Also working against New Orleans is that it is "geographically situated in the center of many hubs," Hunter said.

Many of the flights in and out of New Orleans are to the larger airports of Dallas, Atlanta or Houston, for instance. It is much more fuel-efficient to fly a smaller jet on those short routes, Hunter said.

"With a jet, by the time it reaches cruising altitude, it's time to descend. That burns more fuel," Hunter said. "So they use smaller planes, which means fewer seats."

Before Katrina, Perry said, airlines that flew into New Orleans did so with planes only 70 percent full, and now they are 90 percent full on average. When conventions come to town, there is little room for the additional travelers. But full planes aren't always enough to overcome industrywide economics that discourage airlines from adding flights.

"Though we're obviously working hard to change it, those are business decisions that the airlines make," Perry said.

New Orleans is in a precarious position. The city desperately needs to increase air service so that convention and leisure travelers are not turned off by limited flights into and out of the city. But the airlines want the city to prove that it has the demand to justify any increase.

"This is a situation where a lot of things have come together that don't really enhance air service right now," Boyd said. "The challenge you've got is carriers are not in a position to add more airplanes. They are improving their financial position by not flying as much."

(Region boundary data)
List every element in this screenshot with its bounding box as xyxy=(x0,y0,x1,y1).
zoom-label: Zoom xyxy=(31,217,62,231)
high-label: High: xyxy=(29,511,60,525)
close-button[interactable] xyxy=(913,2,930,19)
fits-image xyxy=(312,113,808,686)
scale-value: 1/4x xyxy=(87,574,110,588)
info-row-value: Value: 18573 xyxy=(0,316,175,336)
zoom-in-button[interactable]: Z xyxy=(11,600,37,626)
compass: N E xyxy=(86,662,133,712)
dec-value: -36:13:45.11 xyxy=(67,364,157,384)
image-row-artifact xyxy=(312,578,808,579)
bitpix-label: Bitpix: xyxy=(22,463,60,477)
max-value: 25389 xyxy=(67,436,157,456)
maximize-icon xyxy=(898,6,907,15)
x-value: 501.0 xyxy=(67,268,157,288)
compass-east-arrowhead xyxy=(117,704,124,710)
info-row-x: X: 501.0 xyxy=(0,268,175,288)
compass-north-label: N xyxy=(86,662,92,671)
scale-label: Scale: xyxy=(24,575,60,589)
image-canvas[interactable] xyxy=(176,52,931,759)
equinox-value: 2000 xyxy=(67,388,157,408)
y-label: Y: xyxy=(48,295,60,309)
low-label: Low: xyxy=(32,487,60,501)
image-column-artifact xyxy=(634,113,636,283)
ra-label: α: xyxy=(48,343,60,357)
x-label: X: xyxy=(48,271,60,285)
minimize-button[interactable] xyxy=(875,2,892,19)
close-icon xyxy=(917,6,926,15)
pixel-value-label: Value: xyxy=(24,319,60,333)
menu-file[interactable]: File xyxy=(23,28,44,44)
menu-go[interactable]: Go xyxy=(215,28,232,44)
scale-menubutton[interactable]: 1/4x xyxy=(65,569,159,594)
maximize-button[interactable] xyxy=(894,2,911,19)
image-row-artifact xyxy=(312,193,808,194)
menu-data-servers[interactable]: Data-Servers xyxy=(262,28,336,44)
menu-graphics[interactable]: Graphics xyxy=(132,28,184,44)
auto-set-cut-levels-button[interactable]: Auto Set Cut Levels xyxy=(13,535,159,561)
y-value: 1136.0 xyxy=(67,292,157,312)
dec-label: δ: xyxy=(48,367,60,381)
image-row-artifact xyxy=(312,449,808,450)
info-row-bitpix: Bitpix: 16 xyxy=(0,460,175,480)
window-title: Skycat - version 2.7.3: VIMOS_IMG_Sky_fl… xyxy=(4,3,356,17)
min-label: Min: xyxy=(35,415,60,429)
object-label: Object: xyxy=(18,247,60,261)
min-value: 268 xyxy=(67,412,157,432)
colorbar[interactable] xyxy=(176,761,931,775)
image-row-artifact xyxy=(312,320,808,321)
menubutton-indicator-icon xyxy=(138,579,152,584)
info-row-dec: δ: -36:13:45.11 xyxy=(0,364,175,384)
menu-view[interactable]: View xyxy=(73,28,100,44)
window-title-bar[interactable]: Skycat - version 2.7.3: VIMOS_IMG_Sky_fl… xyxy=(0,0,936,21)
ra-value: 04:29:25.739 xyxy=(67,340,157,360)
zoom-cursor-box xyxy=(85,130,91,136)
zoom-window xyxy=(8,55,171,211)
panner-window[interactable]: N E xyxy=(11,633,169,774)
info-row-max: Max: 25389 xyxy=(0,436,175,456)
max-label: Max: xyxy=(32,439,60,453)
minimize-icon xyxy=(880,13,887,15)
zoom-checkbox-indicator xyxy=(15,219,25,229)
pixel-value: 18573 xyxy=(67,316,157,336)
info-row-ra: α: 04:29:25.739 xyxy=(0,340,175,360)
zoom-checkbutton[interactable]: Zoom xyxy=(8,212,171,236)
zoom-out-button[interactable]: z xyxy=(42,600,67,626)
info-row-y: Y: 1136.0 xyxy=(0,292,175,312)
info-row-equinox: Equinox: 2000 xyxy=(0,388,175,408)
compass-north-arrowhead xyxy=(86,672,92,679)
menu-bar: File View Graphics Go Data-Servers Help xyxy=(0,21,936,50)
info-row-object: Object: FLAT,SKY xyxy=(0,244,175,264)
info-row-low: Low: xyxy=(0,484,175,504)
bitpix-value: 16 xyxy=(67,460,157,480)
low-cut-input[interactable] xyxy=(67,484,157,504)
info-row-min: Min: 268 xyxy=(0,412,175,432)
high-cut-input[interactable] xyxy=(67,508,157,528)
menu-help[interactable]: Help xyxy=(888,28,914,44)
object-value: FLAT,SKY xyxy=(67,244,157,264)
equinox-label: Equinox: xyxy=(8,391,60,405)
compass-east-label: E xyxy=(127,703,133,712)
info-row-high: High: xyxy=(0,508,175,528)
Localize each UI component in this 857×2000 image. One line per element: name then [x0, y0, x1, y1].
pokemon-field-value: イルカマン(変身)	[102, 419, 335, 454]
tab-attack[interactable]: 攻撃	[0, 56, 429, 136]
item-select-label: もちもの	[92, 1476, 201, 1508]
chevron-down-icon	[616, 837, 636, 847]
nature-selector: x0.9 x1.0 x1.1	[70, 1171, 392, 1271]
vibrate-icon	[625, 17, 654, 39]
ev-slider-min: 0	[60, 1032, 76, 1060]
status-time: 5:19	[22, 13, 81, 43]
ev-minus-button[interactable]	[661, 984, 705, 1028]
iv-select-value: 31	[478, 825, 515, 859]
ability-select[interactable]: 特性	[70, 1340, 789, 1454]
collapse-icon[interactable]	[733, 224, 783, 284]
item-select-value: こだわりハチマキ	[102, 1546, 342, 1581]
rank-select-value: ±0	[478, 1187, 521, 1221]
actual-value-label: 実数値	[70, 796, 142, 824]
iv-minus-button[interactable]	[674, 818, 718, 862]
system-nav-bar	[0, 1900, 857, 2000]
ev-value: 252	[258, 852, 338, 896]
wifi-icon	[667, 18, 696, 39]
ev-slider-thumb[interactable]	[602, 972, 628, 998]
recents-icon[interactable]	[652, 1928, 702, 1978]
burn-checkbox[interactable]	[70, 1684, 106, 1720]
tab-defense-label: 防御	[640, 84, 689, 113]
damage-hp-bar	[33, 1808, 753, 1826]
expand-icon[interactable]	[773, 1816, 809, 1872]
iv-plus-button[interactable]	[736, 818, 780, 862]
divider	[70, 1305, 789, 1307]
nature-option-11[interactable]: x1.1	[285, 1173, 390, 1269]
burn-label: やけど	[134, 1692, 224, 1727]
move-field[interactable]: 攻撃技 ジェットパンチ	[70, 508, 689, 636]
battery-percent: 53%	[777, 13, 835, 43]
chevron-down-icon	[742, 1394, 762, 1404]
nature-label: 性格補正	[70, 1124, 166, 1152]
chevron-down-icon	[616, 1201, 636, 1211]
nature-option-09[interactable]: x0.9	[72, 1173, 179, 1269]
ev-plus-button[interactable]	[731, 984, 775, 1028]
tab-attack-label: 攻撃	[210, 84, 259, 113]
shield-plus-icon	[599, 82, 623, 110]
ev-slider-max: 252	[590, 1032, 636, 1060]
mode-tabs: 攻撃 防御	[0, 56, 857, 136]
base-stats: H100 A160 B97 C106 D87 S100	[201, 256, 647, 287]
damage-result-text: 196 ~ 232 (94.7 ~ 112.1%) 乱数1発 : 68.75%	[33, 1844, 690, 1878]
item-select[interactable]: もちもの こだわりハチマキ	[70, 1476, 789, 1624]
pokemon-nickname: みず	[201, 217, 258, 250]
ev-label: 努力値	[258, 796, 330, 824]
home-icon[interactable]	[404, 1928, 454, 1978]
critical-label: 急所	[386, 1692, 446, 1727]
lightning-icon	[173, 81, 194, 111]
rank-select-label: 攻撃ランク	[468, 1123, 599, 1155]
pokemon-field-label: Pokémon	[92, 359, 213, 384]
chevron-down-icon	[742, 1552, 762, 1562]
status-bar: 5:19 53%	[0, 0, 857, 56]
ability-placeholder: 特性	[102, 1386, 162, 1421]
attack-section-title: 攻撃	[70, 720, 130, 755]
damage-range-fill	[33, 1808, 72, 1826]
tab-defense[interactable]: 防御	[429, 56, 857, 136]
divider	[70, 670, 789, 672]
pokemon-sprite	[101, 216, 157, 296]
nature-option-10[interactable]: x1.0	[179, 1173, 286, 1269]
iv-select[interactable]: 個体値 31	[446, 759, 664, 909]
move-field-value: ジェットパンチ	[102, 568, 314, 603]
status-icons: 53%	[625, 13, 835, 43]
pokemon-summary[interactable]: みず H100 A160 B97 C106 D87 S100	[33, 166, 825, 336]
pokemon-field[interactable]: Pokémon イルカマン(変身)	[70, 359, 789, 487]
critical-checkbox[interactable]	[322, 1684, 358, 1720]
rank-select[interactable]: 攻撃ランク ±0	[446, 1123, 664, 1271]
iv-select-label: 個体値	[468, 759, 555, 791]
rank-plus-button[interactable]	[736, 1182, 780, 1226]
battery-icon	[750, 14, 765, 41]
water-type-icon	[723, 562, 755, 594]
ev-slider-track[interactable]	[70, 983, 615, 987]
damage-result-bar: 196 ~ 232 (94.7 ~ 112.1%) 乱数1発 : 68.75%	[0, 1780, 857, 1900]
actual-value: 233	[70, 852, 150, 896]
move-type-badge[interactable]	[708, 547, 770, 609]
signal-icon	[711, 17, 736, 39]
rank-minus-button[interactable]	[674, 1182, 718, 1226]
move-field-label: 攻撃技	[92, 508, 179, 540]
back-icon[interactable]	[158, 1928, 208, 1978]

[What you will do]
1: According to the air-service passage, why do airlines fly smaller planes on routes between New Orleans and nearby hubs such as Dallas, Atlanta or Houston?
2: In the records, replace "artifact" with "noise" in the part that opens with the first line of the records and closes with the line containing "menu-go[interactable]: Go xyxy=(215,28,232,44)". Write out that part only.

[Solutions to the problems]
1: On those short routes, a jet barely reaches cruising altitude before it has to descend, and that burns more fuel. Flying a smaller jet is therefore much more fuel-efficient, which means fewer seats.

2:
List every element in this screenshot with its bounding box as xyxy=(x0,y0,x1,y1).
zoom-label: Zoom xyxy=(31,217,62,231)
high-label: High: xyxy=(29,511,60,525)
close-button[interactable] xyxy=(913,2,930,19)
fits-image xyxy=(312,113,808,686)
scale-value: 1/4x xyxy=(87,574,110,588)
info-row-value: Value: 18573 xyxy=(0,316,175,336)
zoom-in-button[interactable]: Z xyxy=(11,600,37,626)
compass: N E xyxy=(86,662,133,712)
dec-value: -36:13:45.11 xyxy=(67,364,157,384)
image-row-noise xyxy=(312,578,808,579)
bitpix-label: Bitpix: xyxy=(22,463,60,477)
max-value: 25389 xyxy=(67,436,157,456)
maximize-icon xyxy=(898,6,907,15)
x-value: 501.0 xyxy=(67,268,157,288)
compass-east-arrowhead xyxy=(117,704,124,710)
info-row-x: X: 501.0 xyxy=(0,268,175,288)
compass-north-label: N xyxy=(86,662,92,671)
scale-label: Scale: xyxy=(24,575,60,589)
image-canvas[interactable] xyxy=(176,52,931,759)
equinox-value: 2000 xyxy=(67,388,157,408)
y-label: Y: xyxy=(48,295,60,309)
low-label: Low: xyxy=(32,487,60,501)
image-column-noise xyxy=(634,113,636,283)
ra-label: α: xyxy=(48,343,60,357)
x-label: X: xyxy=(48,271,60,285)
minimize-button[interactable] xyxy=(875,2,892,19)
close-icon xyxy=(917,6,926,15)
pixel-value-label: Value: xyxy=(24,319,60,333)
menu-file[interactable]: File xyxy=(23,28,44,44)
menu-go[interactable]: Go xyxy=(215,28,232,44)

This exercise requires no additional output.